> **Task instructions**: Write out the complete material exactly as it stands.

★ ★ ★ ★ ★ ★ ★

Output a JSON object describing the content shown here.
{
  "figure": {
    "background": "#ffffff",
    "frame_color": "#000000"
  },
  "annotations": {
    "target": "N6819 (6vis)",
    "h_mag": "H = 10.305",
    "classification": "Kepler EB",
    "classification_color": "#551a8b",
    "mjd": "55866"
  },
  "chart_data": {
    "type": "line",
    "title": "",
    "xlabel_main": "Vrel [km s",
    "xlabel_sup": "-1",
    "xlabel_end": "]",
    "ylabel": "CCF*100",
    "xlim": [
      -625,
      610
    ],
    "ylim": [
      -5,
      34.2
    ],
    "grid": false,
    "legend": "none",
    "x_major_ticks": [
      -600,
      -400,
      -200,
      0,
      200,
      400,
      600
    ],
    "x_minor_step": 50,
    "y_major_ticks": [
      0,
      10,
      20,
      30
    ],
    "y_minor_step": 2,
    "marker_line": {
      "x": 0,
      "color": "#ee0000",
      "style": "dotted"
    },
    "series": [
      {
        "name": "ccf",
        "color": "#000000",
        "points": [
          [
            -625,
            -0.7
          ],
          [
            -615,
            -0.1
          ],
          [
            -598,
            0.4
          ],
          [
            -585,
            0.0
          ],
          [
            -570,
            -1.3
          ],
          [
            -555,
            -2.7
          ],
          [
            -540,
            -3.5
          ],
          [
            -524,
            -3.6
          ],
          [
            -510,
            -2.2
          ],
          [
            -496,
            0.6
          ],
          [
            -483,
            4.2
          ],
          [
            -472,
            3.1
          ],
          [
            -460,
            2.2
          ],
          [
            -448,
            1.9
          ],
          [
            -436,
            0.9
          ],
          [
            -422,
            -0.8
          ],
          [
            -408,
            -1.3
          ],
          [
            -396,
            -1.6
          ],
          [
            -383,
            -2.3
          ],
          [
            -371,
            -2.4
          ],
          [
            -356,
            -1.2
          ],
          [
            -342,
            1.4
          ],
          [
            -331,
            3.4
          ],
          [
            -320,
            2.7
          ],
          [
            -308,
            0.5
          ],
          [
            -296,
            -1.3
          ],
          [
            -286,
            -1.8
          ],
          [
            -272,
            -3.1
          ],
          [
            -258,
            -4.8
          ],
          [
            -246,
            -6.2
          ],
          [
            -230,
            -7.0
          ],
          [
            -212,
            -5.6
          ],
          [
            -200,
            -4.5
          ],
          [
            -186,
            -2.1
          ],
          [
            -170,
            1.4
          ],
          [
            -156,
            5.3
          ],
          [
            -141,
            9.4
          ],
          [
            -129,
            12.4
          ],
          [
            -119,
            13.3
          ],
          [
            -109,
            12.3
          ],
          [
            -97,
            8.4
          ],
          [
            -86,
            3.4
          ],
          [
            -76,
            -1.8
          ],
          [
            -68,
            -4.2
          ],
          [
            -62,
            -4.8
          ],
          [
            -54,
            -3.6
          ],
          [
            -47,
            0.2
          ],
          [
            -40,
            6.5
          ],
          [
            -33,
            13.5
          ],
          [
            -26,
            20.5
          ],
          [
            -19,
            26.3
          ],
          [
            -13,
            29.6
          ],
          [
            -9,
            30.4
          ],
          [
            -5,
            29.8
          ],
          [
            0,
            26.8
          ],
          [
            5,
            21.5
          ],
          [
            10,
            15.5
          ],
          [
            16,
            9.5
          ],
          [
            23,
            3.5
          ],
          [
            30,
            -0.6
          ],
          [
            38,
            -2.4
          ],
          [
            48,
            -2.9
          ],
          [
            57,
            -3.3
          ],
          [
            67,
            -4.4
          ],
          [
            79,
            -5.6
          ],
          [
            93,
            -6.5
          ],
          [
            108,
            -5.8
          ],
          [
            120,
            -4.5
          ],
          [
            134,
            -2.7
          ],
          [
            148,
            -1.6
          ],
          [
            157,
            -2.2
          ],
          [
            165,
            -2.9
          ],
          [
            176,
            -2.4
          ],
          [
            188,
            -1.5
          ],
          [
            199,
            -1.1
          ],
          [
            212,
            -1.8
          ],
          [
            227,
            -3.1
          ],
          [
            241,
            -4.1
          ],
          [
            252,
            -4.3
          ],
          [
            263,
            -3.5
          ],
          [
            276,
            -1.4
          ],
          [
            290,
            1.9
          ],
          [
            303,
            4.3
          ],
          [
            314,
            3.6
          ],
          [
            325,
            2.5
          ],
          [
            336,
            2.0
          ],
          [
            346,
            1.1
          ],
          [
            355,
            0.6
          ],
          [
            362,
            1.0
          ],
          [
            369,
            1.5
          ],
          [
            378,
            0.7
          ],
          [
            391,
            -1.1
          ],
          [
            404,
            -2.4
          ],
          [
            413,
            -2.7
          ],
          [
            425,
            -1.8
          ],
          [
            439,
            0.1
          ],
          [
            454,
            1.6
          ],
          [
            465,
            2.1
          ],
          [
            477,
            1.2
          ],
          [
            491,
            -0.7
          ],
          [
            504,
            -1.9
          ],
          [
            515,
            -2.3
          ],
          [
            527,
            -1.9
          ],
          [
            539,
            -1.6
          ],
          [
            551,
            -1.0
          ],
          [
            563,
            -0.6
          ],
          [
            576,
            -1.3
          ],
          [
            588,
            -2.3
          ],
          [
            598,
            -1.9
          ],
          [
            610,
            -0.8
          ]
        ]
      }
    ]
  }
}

★ ★ ★ ★ ★ ★ ★

> **Expected answer**:
Output a JSON object describing the content shown here.
{
  "figure": {
    "background": "#ffffff",
    "frame_color": "#000000"
  },
  "annotations": {
    "target": "N6819 (6vis)",
    "h_mag": "H = 10.305",
    "classification": "Kepler EB",
    "classification_color": "#551a8b",
    "mjd": "55866"
  },
  "chart_data": {
    "type": "line",
    "title": "",
    "xlabel_main": "Vrel [km s",
    "xlabel_sup": "-1",
    "xlabel_end": "]",
    "ylabel": "CCF*100",
    "xlim": [
      -625,
      610
    ],
    "ylim": [
      -5,
      34.2
    ],
    "grid": false,
    "legend": "none",
    "x_major_ticks": [
      -600,
      -400,
      -200,
      0,
      200,
      400,
      600
    ],
    "x_minor_step": 50,
    "y_major_ticks": [
      0,
      10,
      20,
      30
    ],
    "y_minor_step": 2,
    "marker_line": {
      "x": 0,
      "color": "#ee0000",
      "style": "dotted"
    },
    "series": [
      {
        "name": "ccf",
        "color": "#000000",
        "points": [
          [
            -625,
            -0.7
          ],
          [
            -615,
            -0.1
          ],
          [
            -598,
            0.4
          ],
          [
            -585,
            0.0
          ],
          [
            -570,
            -1.3
          ],
          [
            -555,
            -2.7
          ],
          [
            -540,
            -3.5
          ],
          [
            -524,
            -3.6
          ],
          [
            -510,
            -2.2
          ],
          [
            -496,
            0.6
          ],
          [
            -483,
            4.2
          ],
          [
            -472,
            3.1
          ],
          [
            -460,
            2.2
          ],
          [
            -448,
            1.9
          ],
          [
            -436,
            0.9
          ],
          [
            -422,
            -0.8
          ],
          [
            -408,
            -1.3
          ],
          [
            -396,
            -1.6
          ],
          [
            -383,
            -2.3
          ],
          [
            -371,
            -2.4
          ],
          [
            -356,
            -1.2
          ],
          [
            -342,
            1.4
          ],
          [
            -331,
            3.4
          ],
          [
            -320,
            2.7
          ],
          [
            -308,
            0.5
          ],
          [
            -296,
            -1.3
          ],
          [
            -286,
            -1.8
          ],
          [
            -272,
            -3.1
          ],
          [
            -258,
            -4.8
          ],
          [
            -246,
            -6.2
          ],
          [
            -230,
            -7.0
          ],
          [
            -212,
            -5.6
          ],
          [
            -200,
            -4.5
          ],
          [
            -186,
            -2.1
          ],
          [
            -170,
            1.4
          ],
          [
            -156,
            5.3
          ],
          [
            -141,
            9.4
          ],
          [
            -129,
            12.4
          ],
          [
            -119,
            13.3
          ],
          [
            -109,
            12.3
          ],
          [
            -97,
            8.4
          ],
          [
            -86,
            3.4
          ],
          [
            -76,
            -1.8
          ],
          [
            -68,
            -4.2
          ],
          [
            -62,
            -4.8
          ],
          [
            -54,
            -3.6
          ],
          [
            -47,
            0.2
          ],
          [
            -40,
            6.5
          ],
          [
            -33,
            13.5
          ],
          [
            -26,
            20.5
          ],
          [
            -19,
            26.3
          ],
          [
            -13,
            29.6
          ],
          [
            -9,
            30.4
          ],
          [
            -5,
            29.8
          ],
          [
            0,
            26.8
          ],
          [
            5,
            21.5
          ],
          [
            10,
            15.5
          ],
          [
            16,
            9.5
          ],
          [
            23,
            3.5
          ],
          [
            30,
            -0.6
          ],
          [
            38,
            -2.4
          ],
          [
            48,
            -2.9
          ],
          [
            57,
            -3.3
          ],
          [
            67,
            -4.4
          ],
          [
            79,
            -5.6
          ],
          [
            93,
            -6.5
          ],
          [
            108,
            -5.8
          ],
          [
            120,
            -4.5
          ],
          [
            134,
            -2.7
          ],
          [
            148,
            -1.6
          ],
          [
            157,
            -2.2
          ],
          [
            165,
            -2.9
          ],
          [
            176,
            -2.4
          ],
          [
            188,
            -1.5
          ],
          [
            199,
            -1.1
          ],
          [
            212,
            -1.8
          ],
          [
            227,
            -3.1
          ],
          [
            241,
            -4.1
          ],
          [
            252,
            -4.3
          ],
          [
            263,
            -3.5
          ],
          [
            276,
            -1.4
          ],
          [
            290,
            1.9
          ],
          [
            303,
            4.3
          ],
          [
            314,
            3.6
          ],
          [
            325,
            2.5
          ],
          [
            336,
            2.0
          ],
          [
            346,
            1.1
          ],
          [
            355,
            0.6
          ],
          [
            362,
            1.0
          ],
          [
            369,
            1.5
          ],
          [
            378,
            0.7
          ],
          [
            391,
            -1.1
          ],
          [
            404,
            -2.4
          ],
          [
            413,
            -2.7
          ],
          [
            425,
            -1.8
          ],
          [
            439,
            0.1
          ],
          [
            454,
            1.6
          ],
          [
            465,
            2.1
          ],
          [
            477,
            1.2
          ],
          [
            491,
            -0.7
          ],
          [
            504,
            -1.9
          ],
          [
            515,
            -2.3
          ],
          [
            527,
            -1.9
          ],
          [
            539,
            -1.6
          ],
          [
            551,
            -1.0
          ],
          [
            563,
            -0.6
          ],
          [
            576,
            -1.3
          ],
          [
            588,
            -2.3
          ],
          [
            598,
            -1.9
          ],
          [
            610,
            -0.8
          ]
        ]
      }
    ]
  }
}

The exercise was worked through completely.